== Your goal ==
Search the listing below for "cuenta". Copy each matching line.

——

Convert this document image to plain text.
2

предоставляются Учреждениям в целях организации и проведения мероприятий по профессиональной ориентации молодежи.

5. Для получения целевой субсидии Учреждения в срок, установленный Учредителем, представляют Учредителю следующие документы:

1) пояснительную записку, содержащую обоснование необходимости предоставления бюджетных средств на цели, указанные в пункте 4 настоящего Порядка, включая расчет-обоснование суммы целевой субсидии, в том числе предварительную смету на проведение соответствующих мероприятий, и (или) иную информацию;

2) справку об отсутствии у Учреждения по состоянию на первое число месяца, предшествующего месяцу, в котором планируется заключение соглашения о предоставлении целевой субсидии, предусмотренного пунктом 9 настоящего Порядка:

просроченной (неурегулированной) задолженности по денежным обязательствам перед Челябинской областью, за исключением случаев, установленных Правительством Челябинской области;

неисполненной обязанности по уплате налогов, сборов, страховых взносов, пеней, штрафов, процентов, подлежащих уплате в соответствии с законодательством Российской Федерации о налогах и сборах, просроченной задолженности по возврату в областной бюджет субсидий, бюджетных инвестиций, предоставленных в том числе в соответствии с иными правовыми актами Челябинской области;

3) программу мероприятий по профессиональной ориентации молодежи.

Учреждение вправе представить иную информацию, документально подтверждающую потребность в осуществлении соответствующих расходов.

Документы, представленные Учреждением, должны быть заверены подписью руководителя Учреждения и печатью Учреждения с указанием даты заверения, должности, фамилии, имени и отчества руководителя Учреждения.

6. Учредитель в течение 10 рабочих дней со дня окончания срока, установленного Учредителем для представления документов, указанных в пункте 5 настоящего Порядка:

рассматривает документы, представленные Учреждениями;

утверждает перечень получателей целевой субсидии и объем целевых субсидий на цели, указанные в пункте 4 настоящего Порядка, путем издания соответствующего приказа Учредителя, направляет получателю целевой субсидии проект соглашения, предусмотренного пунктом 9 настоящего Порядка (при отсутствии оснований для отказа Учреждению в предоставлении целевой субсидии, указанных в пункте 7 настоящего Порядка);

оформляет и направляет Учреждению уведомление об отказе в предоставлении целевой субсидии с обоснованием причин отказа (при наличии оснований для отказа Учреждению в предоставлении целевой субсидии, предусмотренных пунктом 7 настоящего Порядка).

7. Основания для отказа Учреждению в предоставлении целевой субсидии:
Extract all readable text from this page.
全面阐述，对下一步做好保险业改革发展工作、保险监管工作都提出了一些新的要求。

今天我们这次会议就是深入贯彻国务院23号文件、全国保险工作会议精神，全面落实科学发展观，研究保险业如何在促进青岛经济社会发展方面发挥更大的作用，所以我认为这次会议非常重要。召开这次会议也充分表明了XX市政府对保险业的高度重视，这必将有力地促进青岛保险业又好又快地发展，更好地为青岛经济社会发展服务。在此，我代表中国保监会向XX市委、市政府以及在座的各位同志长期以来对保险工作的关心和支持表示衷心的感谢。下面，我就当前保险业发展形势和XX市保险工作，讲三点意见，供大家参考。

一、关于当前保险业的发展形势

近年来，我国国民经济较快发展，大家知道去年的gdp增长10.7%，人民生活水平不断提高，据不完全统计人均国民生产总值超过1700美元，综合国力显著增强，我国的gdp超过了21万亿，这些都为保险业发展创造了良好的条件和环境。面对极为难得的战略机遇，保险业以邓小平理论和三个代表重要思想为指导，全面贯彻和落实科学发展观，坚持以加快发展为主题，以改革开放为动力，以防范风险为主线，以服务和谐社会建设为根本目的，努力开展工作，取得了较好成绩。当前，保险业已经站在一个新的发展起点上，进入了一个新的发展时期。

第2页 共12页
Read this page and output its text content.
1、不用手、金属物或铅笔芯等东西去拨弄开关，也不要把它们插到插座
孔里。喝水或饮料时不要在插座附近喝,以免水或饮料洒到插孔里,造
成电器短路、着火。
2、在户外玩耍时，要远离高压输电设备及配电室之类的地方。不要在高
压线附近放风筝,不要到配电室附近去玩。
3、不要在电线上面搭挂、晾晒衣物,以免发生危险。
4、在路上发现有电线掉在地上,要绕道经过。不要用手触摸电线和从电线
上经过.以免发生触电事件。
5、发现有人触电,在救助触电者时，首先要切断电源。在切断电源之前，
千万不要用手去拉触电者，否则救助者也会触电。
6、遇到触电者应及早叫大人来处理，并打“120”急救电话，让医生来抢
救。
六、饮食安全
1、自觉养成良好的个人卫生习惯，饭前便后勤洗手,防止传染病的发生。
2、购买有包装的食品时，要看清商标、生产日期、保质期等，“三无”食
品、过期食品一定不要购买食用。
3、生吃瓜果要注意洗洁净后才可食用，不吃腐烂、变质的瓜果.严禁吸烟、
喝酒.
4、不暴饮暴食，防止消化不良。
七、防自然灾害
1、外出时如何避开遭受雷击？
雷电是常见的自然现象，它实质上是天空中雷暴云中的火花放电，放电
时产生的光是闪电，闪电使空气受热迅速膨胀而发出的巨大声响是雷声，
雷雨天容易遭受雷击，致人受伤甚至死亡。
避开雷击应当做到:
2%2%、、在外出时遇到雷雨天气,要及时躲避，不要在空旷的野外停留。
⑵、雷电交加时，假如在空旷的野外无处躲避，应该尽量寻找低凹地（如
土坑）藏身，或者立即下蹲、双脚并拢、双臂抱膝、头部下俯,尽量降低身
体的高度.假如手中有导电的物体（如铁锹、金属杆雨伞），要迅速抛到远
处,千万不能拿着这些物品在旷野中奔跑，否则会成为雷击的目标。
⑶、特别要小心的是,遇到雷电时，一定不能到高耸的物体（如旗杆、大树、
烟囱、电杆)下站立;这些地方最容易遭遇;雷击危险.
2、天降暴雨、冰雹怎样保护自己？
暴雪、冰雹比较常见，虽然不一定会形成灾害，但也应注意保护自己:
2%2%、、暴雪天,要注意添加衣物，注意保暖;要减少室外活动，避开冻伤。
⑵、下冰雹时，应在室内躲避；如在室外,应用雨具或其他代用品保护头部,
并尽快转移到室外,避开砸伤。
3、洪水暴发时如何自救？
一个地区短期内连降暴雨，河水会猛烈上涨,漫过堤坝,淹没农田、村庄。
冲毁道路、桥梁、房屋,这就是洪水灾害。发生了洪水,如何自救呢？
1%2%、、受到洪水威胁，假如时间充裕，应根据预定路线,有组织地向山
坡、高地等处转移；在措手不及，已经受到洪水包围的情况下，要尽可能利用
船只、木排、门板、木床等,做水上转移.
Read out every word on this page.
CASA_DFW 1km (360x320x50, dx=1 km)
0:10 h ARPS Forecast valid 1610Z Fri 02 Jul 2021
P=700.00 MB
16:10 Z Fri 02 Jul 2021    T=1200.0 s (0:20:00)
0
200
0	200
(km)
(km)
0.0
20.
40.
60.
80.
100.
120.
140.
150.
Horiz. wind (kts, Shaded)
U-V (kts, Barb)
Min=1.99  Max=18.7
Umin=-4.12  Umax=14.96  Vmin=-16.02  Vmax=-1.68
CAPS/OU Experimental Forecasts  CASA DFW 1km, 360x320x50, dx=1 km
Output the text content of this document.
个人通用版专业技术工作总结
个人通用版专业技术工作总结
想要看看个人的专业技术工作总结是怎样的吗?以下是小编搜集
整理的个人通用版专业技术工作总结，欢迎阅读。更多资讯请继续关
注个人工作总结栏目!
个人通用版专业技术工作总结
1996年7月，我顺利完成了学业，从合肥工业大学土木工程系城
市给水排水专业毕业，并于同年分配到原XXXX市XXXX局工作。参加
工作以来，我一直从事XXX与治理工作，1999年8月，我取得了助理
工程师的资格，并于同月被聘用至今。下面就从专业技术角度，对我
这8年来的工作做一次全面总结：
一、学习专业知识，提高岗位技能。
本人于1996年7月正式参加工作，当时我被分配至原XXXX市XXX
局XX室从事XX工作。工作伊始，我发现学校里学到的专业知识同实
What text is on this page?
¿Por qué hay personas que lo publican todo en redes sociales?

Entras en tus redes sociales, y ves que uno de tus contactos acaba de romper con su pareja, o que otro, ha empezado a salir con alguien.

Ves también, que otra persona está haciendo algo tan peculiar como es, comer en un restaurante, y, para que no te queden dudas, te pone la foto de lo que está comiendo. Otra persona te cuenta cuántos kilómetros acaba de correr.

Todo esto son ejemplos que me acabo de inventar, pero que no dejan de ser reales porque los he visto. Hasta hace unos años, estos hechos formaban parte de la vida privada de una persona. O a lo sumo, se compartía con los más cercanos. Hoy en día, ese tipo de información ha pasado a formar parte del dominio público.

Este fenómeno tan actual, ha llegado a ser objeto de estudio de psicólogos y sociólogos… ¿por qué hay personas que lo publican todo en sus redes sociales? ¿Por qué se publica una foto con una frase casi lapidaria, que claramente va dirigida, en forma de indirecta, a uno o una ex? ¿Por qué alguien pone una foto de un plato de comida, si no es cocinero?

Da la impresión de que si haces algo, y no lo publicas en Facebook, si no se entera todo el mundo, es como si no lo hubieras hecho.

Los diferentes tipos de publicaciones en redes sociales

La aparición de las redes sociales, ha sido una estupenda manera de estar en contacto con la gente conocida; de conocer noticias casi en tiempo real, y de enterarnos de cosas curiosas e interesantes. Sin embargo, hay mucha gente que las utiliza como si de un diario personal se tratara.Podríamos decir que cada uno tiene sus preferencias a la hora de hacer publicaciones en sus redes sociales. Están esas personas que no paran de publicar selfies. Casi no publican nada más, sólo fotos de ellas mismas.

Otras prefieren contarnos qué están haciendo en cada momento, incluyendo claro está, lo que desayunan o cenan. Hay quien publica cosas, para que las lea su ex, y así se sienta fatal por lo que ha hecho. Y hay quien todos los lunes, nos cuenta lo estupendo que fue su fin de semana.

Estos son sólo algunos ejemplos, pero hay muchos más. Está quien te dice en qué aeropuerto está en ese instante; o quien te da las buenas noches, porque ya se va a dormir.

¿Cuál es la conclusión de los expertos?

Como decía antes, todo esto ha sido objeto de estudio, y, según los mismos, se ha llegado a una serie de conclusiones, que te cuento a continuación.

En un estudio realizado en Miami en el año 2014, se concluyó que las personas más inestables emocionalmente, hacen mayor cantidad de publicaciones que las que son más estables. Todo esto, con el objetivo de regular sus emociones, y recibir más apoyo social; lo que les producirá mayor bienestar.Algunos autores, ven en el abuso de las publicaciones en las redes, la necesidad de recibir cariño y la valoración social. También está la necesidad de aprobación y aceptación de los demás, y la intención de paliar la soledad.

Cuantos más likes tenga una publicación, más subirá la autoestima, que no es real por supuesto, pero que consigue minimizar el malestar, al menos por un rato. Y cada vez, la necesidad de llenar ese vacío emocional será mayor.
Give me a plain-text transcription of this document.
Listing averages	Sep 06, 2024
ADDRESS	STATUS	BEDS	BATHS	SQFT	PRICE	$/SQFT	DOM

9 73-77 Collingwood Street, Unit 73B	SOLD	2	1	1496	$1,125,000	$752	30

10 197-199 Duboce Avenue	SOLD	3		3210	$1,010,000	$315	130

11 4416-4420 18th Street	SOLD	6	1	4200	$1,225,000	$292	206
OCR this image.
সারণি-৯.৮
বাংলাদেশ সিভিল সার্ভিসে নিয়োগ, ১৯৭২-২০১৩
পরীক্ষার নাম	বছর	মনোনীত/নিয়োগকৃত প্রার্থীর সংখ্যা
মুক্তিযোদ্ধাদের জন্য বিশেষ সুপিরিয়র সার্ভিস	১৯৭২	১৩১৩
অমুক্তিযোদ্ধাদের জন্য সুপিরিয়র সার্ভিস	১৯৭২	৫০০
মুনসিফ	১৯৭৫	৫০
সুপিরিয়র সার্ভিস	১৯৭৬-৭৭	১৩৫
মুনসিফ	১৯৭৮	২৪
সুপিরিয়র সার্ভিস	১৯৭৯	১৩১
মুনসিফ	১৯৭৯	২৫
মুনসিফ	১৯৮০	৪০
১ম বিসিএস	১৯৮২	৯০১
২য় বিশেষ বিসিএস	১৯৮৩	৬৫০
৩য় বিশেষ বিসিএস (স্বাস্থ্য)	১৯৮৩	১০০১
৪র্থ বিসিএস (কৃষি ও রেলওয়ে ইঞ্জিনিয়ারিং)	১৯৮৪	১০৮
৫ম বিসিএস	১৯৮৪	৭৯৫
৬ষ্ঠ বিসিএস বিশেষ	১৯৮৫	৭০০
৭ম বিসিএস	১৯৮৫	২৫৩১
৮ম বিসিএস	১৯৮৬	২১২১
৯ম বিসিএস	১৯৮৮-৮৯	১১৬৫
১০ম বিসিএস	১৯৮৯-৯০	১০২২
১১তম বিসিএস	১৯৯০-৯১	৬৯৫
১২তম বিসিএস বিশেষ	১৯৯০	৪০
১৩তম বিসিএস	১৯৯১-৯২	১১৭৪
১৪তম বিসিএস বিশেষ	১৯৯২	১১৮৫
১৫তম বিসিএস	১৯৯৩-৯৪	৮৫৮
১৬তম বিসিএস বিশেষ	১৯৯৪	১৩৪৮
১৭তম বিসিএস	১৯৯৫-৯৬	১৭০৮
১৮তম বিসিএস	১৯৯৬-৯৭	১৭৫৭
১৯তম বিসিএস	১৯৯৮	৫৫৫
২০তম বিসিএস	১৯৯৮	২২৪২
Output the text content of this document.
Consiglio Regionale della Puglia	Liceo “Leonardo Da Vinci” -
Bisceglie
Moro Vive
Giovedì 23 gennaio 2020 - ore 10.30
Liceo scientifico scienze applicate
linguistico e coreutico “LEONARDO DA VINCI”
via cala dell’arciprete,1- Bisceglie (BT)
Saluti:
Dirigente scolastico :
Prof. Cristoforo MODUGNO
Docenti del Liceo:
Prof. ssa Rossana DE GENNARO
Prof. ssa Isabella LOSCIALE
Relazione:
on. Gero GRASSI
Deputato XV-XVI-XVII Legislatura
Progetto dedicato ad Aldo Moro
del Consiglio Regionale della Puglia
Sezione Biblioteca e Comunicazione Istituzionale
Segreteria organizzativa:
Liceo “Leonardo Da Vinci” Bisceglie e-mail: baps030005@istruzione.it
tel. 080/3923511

——

== Reply ==
Ves también, que otra persona está haciendo algo tan peculiar como es, comer en un restaurante, y, para que no te queden dudas, te pone la foto de lo que está comiendo. Otra persona te cuenta cuántos kilómetros acaba de correr.
Otras prefieren contarnos qué están haciendo en cada momento, incluyendo claro está, lo que desayunan o cenan. Hay quien publica cosas, para que las lea su ex, y así se sienta fatal por lo que ha hecho. Y hay quien todos los lunes, nos cuenta lo estupendo que fue su fin de semana.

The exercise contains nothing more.